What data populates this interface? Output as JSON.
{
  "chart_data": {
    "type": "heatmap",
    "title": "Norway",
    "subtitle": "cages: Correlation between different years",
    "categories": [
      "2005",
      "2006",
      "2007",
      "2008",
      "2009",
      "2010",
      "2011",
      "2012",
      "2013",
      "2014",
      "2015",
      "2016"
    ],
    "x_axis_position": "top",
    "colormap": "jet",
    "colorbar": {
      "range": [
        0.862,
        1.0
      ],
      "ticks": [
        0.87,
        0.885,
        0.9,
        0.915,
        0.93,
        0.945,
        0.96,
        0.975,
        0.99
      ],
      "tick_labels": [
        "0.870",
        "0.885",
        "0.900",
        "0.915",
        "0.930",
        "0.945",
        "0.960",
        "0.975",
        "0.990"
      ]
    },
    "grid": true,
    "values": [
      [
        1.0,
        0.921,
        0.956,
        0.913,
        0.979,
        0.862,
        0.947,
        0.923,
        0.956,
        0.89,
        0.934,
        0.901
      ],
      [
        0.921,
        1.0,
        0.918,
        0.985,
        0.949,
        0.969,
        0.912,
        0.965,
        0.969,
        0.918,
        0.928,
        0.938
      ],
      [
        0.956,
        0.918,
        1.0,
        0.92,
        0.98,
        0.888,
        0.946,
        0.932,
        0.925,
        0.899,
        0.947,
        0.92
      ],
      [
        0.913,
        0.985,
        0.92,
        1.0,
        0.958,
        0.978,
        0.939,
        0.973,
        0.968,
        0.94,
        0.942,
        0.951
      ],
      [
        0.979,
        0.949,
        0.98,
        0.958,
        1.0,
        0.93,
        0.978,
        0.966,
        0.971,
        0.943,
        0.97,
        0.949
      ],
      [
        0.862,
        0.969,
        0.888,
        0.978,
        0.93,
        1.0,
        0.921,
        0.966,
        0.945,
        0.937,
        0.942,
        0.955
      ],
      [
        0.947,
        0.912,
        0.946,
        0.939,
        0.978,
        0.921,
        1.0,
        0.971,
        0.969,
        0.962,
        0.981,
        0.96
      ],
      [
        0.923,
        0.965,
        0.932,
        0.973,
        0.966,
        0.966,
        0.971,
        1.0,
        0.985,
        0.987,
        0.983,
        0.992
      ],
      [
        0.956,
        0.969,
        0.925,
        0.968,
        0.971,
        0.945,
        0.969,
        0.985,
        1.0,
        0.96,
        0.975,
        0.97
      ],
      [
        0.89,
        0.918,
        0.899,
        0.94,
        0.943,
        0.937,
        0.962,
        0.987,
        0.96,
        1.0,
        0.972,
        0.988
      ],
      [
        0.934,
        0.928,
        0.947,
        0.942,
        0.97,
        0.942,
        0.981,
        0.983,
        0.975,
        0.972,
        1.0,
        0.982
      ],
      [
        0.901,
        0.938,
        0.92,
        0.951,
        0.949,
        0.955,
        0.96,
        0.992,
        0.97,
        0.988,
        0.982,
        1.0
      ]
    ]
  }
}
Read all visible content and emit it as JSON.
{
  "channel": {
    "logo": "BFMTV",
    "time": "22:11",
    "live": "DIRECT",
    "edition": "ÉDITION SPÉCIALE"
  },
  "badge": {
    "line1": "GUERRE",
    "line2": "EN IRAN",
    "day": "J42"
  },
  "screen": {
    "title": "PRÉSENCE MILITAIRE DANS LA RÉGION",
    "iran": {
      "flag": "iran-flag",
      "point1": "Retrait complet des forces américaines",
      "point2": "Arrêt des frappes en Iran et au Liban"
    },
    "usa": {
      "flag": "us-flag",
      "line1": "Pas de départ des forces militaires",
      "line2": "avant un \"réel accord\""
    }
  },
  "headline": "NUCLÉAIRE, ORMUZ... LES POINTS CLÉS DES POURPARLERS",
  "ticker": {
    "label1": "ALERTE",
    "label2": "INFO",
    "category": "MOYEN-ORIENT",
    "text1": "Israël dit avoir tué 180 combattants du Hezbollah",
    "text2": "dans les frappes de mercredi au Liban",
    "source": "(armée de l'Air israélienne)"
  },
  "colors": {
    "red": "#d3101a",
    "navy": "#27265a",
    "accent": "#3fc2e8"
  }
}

_ _ _ _ _

WRITTEN PROBLEM -
All of the data needs to be reproduced exactly, with no line missing.

RESULT FOR THIS EXERCISE -
What data populates this interface? Output as JSON.
{
  "chart_data": {
    "type": "heatmap",
    "title": "Norway",
    "subtitle": "cages: Correlation between different years",
    "categories": [
      "2005",
      "2006",
      "2007",
      "2008",
      "2009",
      "2010",
      "2011",
      "2012",
      "2013",
      "2014",
      "2015",
      "2016"
    ],
    "x_axis_position": "top",
    "colormap": "jet",
    "colorbar": {
      "range": [
        0.862,
        1.0
      ],
      "ticks": [
        0.87,
        0.885,
        0.9,
        0.915,
        0.93,
        0.945,
        0.96,
        0.975,
        0.99
      ],
      "tick_labels": [
        "0.870",
        "0.885",
        "0.900",
        "0.915",
        "0.930",
        "0.945",
        "0.960",
        "0.975",
        "0.990"
      ]
    },
    "grid": true,
    "values": [
      [
        1.0,
        0.921,
        0.956,
        0.913,
        0.979,
        0.862,
        0.947,
        0.923,
        0.956,
        0.89,
        0.934,
        0.901
      ],
      [
        0.921,
        1.0,
        0.918,
        0.985,
        0.949,
        0.969,
        0.912,
        0.965,
        0.969,
        0.918,
        0.928,
        0.938
      ],
      [
        0.956,
        0.918,
        1.0,
        0.92,
        0.98,
        0.888,
        0.946,
        0.932,
        0.925,
        0.899,
        0.947,
        0.92
      ],
      [
        0.913,
        0.985,
        0.92,
        1.0,
        0.958,
        0.978,
        0.939,
        0.973,
        0.968,
        0.94,
        0.942,
        0.951
      ],
      [
        0.979,
        0.949,
        0.98,
        0.958,
        1.0,
        0.93,
        0.978,
        0.966,
        0.971,
        0.943,
        0.97,
        0.949
      ],
      [
        0.862,
        0.969,
        0.888,
        0.978,
        0.93,
        1.0,
        0.921,
        0.966,
        0.945,
        0.937,
        0.942,
        0.955
      ],
      [
        0.947,
        0.912,
        0.946,
        0.939,
        0.978,
        0.921,
        1.0,
        0.971,
        0.969,
        0.962,
        0.981,
        0.96
      ],
      [
        0.923,
        0.965,
        0.932,
        0.973,
        0.966,
        0.966,
        0.971,
        1.0,
        0.985,
        0.987,
        0.983,
        0.992
      ],
      [
        0.956,
        0.969,
        0.925,
        0.968,
        0.971,
        0.945,
        0.969,
        0.985,
        1.0,
        0.96,
        0.975,
        0.97
      ],
      [
        0.89,
        0.918,
        0.899,
        0.94,
        0.943,
        0.937,
        0.962,
        0.987,
        0.96,
        1.0,
        0.972,
        0.988
      ],
      [
        0.934,
        0.928,
        0.947,
        0.942,
        0.97,
        0.942,
        0.981,
        0.983,
        0.975,
        0.972,
        1.0,
        0.982
      ],
      [
        0.901,
        0.938,
        0.92,
        0.951,
        0.949,
        0.955,
        0.96,
        0.992,
        0.97,
        0.988,
        0.982,
        1.0
      ]
    ]
  }
}
Read all visible content and emit it as JSON.
{
  "channel": {
    "logo": "BFMTV",
    "time": "22:11",
    "live": "DIRECT",
    "edition": "ÉDITION SPÉCIALE"
  },
  "badge": {
    "line1": "GUERRE",
    "line2": "EN IRAN",
    "day": "J42"
  },
  "screen": {
    "title": "PRÉSENCE MILITAIRE DANS LA RÉGION",
    "iran": {
      "flag": "iran-flag",
      "point1": "Retrait complet des forces américaines",
      "point2": "Arrêt des frappes en Iran et au Liban"
    },
    "usa": {
      "flag": "us-flag",
      "line1": "Pas de départ des forces militaires",
      "line2": "avant un \"réel accord\""
    }
  },
  "headline": "NUCLÉAIRE, ORMUZ... LES POINTS CLÉS DES POURPARLERS",
  "ticker": {
    "label1": "ALERTE",
    "label2": "INFO",
    "category": "MOYEN-ORIENT",
    "text1": "Israël dit avoir tué 180 combattants du Hezbollah",
    "text2": "dans les frappes de mercredi au Liban",
    "source": "(armée de l'Air israélienne)"
  },
  "colors": {
    "red": "#d3101a",
    "navy": "#27265a",
    "accent": "#3fc2e8"
  }
}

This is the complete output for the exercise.